begin Material to process

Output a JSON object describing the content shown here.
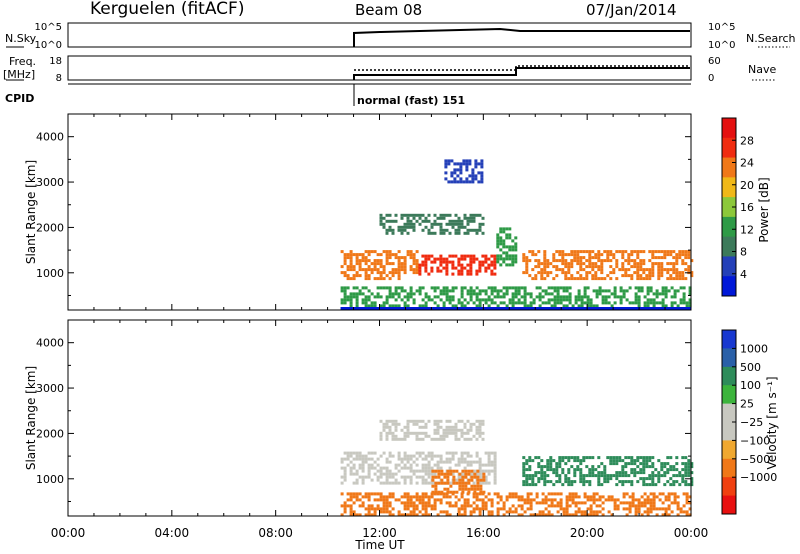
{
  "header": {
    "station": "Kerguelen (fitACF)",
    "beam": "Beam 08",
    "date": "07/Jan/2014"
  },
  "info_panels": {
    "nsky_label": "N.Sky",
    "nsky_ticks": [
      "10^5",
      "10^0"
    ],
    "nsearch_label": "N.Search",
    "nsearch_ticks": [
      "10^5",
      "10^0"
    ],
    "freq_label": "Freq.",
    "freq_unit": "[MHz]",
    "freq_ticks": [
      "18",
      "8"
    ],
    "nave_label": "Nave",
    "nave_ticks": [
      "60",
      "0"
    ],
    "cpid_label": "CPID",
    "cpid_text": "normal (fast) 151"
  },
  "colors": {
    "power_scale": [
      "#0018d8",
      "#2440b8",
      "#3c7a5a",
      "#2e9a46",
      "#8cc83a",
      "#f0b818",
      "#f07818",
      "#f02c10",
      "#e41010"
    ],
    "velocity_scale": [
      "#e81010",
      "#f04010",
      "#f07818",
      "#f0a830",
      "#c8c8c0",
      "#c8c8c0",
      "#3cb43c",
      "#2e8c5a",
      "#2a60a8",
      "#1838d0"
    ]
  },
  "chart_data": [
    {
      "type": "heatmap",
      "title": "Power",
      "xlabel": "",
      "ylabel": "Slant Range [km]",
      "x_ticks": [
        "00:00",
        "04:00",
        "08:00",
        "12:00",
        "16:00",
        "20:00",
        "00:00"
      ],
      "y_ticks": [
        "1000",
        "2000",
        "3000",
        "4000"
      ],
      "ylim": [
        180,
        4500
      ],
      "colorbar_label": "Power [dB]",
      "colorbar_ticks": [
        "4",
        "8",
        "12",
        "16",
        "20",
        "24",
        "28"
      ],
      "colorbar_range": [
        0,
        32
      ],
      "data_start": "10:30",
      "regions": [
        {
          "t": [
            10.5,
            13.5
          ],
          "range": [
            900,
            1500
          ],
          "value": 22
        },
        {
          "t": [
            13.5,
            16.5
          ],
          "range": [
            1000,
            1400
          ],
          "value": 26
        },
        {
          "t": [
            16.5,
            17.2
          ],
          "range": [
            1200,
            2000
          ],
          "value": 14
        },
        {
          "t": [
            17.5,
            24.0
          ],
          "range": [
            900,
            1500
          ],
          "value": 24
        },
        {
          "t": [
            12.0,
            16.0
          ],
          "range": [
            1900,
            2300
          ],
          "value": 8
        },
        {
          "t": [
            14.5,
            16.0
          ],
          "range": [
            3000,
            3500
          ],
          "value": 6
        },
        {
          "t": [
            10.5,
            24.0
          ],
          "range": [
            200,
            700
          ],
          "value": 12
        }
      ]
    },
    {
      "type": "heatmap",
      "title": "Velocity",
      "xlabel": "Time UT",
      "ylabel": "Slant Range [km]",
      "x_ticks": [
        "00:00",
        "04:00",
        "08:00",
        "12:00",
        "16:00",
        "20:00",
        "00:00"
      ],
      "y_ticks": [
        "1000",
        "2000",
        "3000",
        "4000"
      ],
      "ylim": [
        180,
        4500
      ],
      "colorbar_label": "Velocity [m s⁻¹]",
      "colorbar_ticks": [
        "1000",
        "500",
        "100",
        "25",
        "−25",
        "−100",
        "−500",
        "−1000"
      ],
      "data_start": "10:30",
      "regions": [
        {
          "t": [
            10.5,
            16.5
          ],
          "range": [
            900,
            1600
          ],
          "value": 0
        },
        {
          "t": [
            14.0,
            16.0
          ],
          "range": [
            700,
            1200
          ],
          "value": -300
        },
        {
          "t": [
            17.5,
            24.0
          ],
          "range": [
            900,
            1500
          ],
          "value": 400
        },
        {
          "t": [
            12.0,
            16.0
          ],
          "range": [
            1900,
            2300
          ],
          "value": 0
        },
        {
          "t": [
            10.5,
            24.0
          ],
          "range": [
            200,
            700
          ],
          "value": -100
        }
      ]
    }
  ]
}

end Material to process

Exercise task: Each entry above is to be written out again unchanged, apart from the pictures, which are left out.

Exercise output:
Output a JSON object describing the content shown here.
{
  "header": {
    "station": "Kerguelen (fitACF)",
    "beam": "Beam 08",
    "date": "07/Jan/2014"
  },
  "info_panels": {
    "nsky_label": "N.Sky",
    "nsky_ticks": [
      "10^5",
      "10^0"
    ],
    "nsearch_label": "N.Search",
    "nsearch_ticks": [
      "10^5",
      "10^0"
    ],
    "freq_label": "Freq.",
    "freq_unit": "[MHz]",
    "freq_ticks": [
      "18",
      "8"
    ],
    "nave_label": "Nave",
    "nave_ticks": [
      "60",
      "0"
    ],
    "cpid_label": "CPID",
    "cpid_text": "normal (fast) 151"
  },
  "colors": {
    "power_scale": [
      "#0018d8",
      "#2440b8",
      "#3c7a5a",
      "#2e9a46",
      "#8cc83a",
      "#f0b818",
      "#f07818",
      "#f02c10",
      "#e41010"
    ],
    "velocity_scale": [
      "#e81010",
      "#f04010",
      "#f07818",
      "#f0a830",
      "#c8c8c0",
      "#c8c8c0",
      "#3cb43c",
      "#2e8c5a",
      "#2a60a8",
      "#1838d0"
    ]
  },
  "chart_data": [
    {
      "type": "heatmap",
      "title": "Power",
      "xlabel": "",
      "ylabel": "Slant Range [km]",
      "x_ticks": [
        "00:00",
        "04:00",
        "08:00",
        "12:00",
        "16:00",
        "20:00",
        "00:00"
      ],
      "y_ticks": [
        "1000",
        "2000",
        "3000",
        "4000"
      ],
      "ylim": [
        180,
        4500
      ],
      "colorbar_label": "Power [dB]",
      "colorbar_ticks": [
        "4",
        "8",
        "12",
        "16",
        "20",
        "24",
        "28"
      ],
      "colorbar_range": [
        0,
        32
      ],
      "data_start": "10:30",
      "regions": [
        {
          "t": [
            10.5,
            13.5
          ],
          "range": [
            900,
            1500
          ],
          "value": 22
        },
        {
          "t": [
            13.5,
            16.5
          ],
          "range": [
            1000,
            1400
          ],
          "value": 26
        },
        {
          "t": [
            16.5,
            17.2
          ],
          "range": [
            1200,
            2000
          ],
          "value": 14
        },
        {
          "t": [
            17.5,
            24.0
          ],
          "range": [
            900,
            1500
          ],
          "value": 24
        },
        {
          "t": [
            12.0,
            16.0
          ],
          "range": [
            1900,
            2300
          ],
          "value": 8
        },
        {
          "t": [
            14.5,
            16.0
          ],
          "range": [
            3000,
            3500
          ],
          "value": 6
        },
        {
          "t": [
            10.5,
            24.0
          ],
          "range": [
            200,
            700
          ],
          "value": 12
        }
      ]
    },
    {
      "type": "heatmap",
      "title": "Velocity",
      "xlabel": "Time UT",
      "ylabel": "Slant Range [km]",
      "x_ticks": [
        "00:00",
        "04:00",
        "08:00",
        "12:00",
        "16:00",
        "20:00",
        "00:00"
      ],
      "y_ticks": [
        "1000",
        "2000",
        "3000",
        "4000"
      ],
      "ylim": [
        180,
        4500
      ],
      "colorbar_label": "Velocity [m s⁻¹]",
      "colorbar_ticks": [
        "1000",
        "500",
        "100",
        "25",
        "−25",
        "−100",
        "−500",
        "−1000"
      ],
      "data_start": "10:30",
      "regions": [
        {
          "t": [
            10.5,
            16.5
          ],
          "range": [
            900,
            1600
          ],
          "value": 0
        },
        {
          "t": [
            14.0,
            16.0
          ],
          "range": [
            700,
            1200
          ],
          "value": -300
        },
        {
          "t": [
            17.5,
            24.0
          ],
          "range": [
            900,
            1500
          ],
          "value": 400
        },
        {
          "t": [
            12.0,
            16.0
          ],
          "range": [
            1900,
            2300
          ],
          "value": 0
        },
        {
          "t": [
            10.5,
            24.0
          ],
          "range": [
            200,
            700
          ],
          "value": -100
        }
      ]
    }
  ]
}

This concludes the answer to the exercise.